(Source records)
# # #

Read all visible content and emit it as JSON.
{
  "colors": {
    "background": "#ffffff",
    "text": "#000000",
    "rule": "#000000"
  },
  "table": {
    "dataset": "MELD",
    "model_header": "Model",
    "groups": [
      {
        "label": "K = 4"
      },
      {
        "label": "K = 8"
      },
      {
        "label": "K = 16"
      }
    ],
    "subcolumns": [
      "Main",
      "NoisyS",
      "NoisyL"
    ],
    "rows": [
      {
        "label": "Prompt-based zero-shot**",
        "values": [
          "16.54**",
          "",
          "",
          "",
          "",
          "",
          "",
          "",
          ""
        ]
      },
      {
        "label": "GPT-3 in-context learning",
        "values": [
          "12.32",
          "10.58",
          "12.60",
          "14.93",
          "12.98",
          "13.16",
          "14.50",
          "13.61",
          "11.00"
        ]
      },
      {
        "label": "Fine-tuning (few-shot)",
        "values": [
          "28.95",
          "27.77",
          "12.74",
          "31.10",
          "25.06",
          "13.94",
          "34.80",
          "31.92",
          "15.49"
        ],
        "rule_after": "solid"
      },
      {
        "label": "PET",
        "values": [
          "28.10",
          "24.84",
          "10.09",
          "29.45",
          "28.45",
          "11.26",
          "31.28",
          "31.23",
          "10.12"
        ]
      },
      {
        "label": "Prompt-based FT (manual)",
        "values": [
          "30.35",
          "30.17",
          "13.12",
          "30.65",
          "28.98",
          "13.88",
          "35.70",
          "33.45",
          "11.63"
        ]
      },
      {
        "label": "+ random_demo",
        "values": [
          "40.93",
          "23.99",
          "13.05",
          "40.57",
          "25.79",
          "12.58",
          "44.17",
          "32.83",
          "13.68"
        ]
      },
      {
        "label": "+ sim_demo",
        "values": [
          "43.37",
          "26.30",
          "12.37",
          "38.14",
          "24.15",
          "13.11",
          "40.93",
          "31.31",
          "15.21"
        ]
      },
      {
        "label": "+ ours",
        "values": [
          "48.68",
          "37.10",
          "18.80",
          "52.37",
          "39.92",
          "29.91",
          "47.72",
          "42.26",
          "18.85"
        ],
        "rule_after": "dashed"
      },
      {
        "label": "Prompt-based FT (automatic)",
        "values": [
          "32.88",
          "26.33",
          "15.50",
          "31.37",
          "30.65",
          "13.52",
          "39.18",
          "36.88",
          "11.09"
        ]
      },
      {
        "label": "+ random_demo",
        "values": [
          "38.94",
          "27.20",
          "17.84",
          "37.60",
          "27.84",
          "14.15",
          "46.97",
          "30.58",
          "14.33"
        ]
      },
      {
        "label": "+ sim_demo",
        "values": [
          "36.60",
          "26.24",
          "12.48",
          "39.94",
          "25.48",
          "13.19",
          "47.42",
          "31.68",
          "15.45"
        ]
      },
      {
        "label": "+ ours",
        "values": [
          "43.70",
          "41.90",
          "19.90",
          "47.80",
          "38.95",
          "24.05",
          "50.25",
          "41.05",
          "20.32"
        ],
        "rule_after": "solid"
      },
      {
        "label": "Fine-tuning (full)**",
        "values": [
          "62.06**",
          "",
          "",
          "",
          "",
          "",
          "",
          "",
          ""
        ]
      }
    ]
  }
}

# # #

> TASK DETAILS
Repeat the entries exactly, all of them.

> TASK OUTPUT
Read all visible content and emit it as JSON.
{
  "colors": {
    "background": "#ffffff",
    "text": "#000000",
    "rule": "#000000"
  },
  "table": {
    "dataset": "MELD",
    "model_header": "Model",
    "groups": [
      {
        "label": "K = 4"
      },
      {
        "label": "K = 8"
      },
      {
        "label": "K = 16"
      }
    ],
    "subcolumns": [
      "Main",
      "NoisyS",
      "NoisyL"
    ],
    "rows": [
      {
        "label": "Prompt-based zero-shot**",
        "values": [
          "16.54**",
          "",
          "",
          "",
          "",
          "",
          "",
          "",
          ""
        ]
      },
      {
        "label": "GPT-3 in-context learning",
        "values": [
          "12.32",
          "10.58",
          "12.60",
          "14.93",
          "12.98",
          "13.16",
          "14.50",
          "13.61",
          "11.00"
        ]
      },
      {
        "label": "Fine-tuning (few-shot)",
        "values": [
          "28.95",
          "27.77",
          "12.74",
          "31.10",
          "25.06",
          "13.94",
          "34.80",
          "31.92",
          "15.49"
        ],
        "rule_after": "solid"
      },
      {
        "label": "PET",
        "values": [
          "28.10",
          "24.84",
          "10.09",
          "29.45",
          "28.45",
          "11.26",
          "31.28",
          "31.23",
          "10.12"
        ]
      },
      {
        "label": "Prompt-based FT (manual)",
        "values": [
          "30.35",
          "30.17",
          "13.12",
          "30.65",
          "28.98",
          "13.88",
          "35.70",
          "33.45",
          "11.63"
        ]
      },
      {
        "label": "+ random_demo",
        "values": [
          "40.93",
          "23.99",
          "13.05",
          "40.57",
          "25.79",
          "12.58",
          "44.17",
          "32.83",
          "13.68"
        ]
      },
      {
        "label": "+ sim_demo",
        "values": [
          "43.37",
          "26.30",
          "12.37",
          "38.14",
          "24.15",
          "13.11",
          "40.93",
          "31.31",
          "15.21"
        ]
      },
      {
        "label": "+ ours",
        "values": [
          "48.68",
          "37.10",
          "18.80",
          "52.37",
          "39.92",
          "29.91",
          "47.72",
          "42.26",
          "18.85"
        ],
        "rule_after": "dashed"
      },
      {
        "label": "Prompt-based FT (automatic)",
        "values": [
          "32.88",
          "26.33",
          "15.50",
          "31.37",
          "30.65",
          "13.52",
          "39.18",
          "36.88",
          "11.09"
        ]
      },
      {
        "label": "+ random_demo",
        "values": [
          "38.94",
          "27.20",
          "17.84",
          "37.60",
          "27.84",
          "14.15",
          "46.97",
          "30.58",
          "14.33"
        ]
      },
      {
        "label": "+ sim_demo",
        "values": [
          "36.60",
          "26.24",
          "12.48",
          "39.94",
          "25.48",
          "13.19",
          "47.42",
          "31.68",
          "15.45"
        ]
      },
      {
        "label": "+ ours",
        "values": [
          "43.70",
          "41.90",
          "19.90",
          "47.80",
          "38.95",
          "24.05",
          "50.25",
          "41.05",
          "20.32"
        ],
        "rule_after": "solid"
      },
      {
        "label": "Fine-tuning (full)**",
        "values": [
          "62.06**",
          "",
          "",
          "",
          "",
          "",
          "",
          "",
          ""
        ]
      }
    ]
  }
}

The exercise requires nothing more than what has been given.